[Dataset excerpts]
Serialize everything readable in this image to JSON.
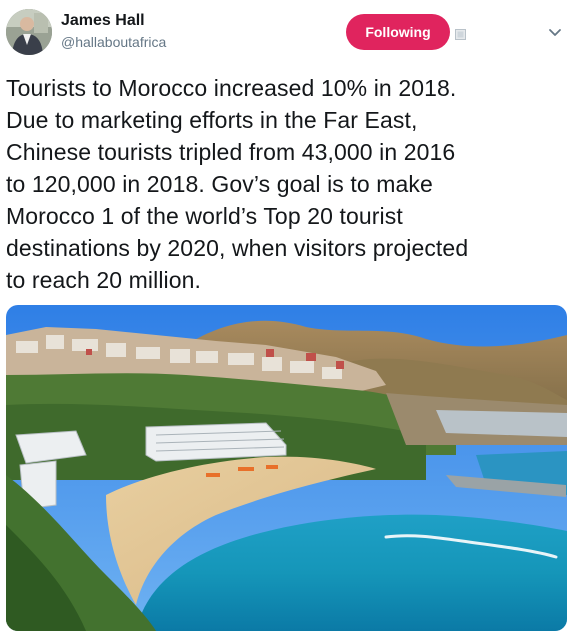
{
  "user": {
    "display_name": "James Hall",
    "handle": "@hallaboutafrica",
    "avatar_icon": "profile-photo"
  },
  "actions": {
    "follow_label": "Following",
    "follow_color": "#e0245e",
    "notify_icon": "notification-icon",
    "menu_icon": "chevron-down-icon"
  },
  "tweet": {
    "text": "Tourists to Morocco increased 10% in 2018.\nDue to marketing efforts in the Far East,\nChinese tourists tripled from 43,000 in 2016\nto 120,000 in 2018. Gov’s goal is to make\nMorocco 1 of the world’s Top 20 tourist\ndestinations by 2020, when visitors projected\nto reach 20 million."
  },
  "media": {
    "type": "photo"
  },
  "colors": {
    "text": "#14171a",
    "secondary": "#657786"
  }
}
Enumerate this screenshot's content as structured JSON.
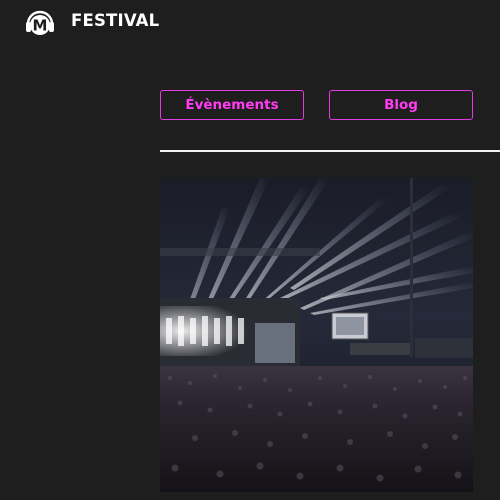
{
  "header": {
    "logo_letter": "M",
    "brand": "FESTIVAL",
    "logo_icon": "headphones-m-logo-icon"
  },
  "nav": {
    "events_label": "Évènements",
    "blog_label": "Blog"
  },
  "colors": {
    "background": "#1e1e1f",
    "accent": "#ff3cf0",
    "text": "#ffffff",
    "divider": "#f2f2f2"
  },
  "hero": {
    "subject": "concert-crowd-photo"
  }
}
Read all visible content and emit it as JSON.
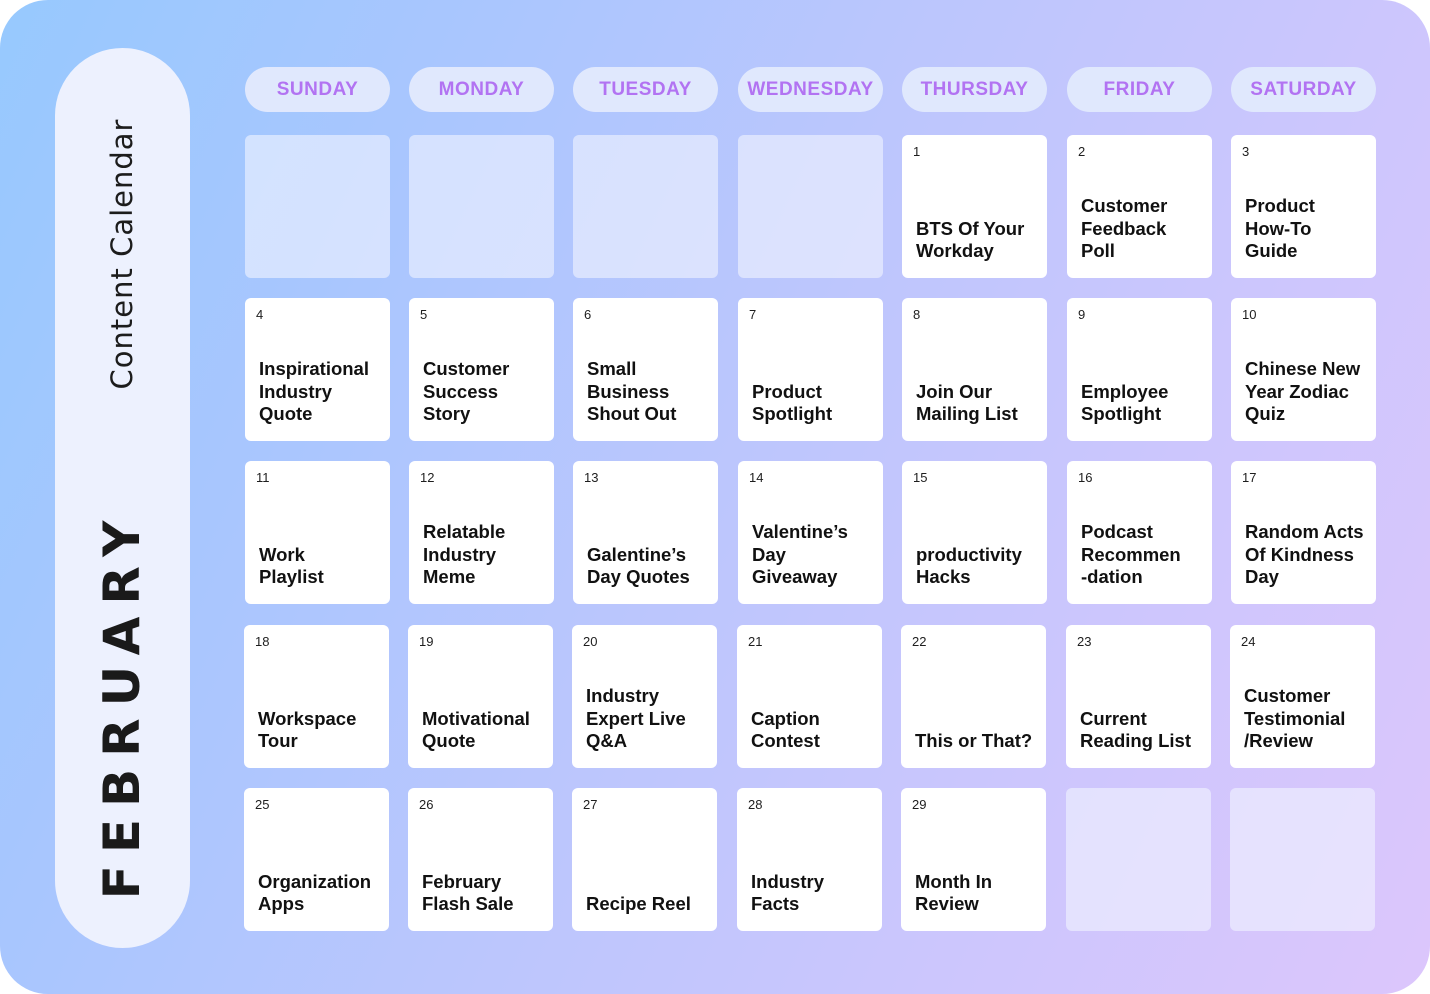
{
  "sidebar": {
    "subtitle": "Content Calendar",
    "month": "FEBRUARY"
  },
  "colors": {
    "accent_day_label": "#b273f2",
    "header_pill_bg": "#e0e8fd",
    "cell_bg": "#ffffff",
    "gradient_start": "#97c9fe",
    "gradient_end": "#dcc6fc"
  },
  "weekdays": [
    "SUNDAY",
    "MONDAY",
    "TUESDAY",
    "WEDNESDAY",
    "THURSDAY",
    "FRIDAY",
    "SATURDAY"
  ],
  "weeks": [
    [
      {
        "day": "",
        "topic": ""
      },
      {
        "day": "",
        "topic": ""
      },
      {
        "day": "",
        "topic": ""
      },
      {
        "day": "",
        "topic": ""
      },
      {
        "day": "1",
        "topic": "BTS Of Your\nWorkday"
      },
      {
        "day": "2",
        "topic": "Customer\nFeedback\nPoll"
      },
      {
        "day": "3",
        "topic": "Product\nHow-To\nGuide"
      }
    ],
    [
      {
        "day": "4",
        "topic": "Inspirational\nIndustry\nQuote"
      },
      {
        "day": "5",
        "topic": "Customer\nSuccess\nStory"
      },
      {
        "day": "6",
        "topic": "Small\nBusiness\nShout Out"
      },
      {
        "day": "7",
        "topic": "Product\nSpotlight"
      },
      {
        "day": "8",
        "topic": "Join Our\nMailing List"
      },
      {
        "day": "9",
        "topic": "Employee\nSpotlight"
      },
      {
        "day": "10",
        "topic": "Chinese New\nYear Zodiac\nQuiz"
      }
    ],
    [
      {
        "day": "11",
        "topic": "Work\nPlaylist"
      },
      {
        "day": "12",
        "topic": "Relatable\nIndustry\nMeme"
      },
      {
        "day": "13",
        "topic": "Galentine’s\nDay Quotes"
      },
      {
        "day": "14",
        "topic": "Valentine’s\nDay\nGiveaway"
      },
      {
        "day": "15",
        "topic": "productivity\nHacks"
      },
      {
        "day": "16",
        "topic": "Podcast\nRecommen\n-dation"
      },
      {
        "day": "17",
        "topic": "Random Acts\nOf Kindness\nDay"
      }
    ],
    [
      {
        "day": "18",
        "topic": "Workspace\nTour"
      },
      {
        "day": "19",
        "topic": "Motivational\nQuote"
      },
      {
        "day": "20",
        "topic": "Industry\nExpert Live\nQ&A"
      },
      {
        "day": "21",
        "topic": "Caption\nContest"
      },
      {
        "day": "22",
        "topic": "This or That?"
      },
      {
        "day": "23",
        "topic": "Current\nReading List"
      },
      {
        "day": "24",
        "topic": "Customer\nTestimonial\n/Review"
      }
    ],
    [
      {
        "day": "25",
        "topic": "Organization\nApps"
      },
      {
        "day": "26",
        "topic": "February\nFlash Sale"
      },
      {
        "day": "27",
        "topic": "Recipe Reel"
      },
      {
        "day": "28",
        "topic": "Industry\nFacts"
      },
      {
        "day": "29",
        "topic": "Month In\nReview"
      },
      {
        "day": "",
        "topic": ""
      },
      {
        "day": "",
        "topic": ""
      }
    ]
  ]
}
* * *
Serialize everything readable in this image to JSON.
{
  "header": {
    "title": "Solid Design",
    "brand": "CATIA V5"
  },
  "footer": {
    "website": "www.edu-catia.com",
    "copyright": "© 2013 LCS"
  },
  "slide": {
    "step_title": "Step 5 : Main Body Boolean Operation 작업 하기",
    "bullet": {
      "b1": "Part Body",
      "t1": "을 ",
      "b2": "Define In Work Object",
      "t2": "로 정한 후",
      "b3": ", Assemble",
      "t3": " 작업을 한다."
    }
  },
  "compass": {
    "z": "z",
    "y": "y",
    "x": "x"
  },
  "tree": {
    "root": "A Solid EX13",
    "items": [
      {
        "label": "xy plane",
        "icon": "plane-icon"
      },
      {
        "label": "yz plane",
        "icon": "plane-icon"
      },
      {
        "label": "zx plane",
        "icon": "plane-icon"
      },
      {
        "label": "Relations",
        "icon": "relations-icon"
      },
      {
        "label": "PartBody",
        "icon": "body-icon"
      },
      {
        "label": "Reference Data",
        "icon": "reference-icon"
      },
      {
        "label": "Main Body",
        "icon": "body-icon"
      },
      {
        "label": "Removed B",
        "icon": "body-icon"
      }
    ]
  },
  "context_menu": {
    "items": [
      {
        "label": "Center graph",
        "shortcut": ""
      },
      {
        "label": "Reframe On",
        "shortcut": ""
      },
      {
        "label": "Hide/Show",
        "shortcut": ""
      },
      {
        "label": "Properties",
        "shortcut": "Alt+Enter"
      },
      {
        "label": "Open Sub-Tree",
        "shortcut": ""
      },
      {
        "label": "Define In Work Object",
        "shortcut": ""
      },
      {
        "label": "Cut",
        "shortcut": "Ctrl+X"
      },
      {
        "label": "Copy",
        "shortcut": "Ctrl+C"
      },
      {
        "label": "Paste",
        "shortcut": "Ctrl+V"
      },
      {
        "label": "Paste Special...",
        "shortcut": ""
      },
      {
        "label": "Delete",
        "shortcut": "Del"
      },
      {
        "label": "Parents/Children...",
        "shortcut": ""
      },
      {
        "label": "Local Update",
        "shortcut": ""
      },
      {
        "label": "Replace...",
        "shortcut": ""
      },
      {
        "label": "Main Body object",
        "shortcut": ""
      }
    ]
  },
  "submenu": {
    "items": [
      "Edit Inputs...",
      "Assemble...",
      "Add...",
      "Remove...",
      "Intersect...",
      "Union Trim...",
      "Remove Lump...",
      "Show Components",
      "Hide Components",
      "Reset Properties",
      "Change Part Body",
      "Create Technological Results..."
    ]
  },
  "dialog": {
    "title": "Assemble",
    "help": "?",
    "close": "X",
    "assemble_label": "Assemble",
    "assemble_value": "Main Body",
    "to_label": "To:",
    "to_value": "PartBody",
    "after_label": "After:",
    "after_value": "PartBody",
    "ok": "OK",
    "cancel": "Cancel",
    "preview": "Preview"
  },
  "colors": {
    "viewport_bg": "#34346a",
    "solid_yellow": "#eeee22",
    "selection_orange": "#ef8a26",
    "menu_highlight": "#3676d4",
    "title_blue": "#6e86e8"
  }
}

Exercise description :: From the entries above, copy every line that holds the word "PartBody".

Written response ::
        "label": "PartBody",
    "to_value": "PartBody",
    "after_value": "PartBody",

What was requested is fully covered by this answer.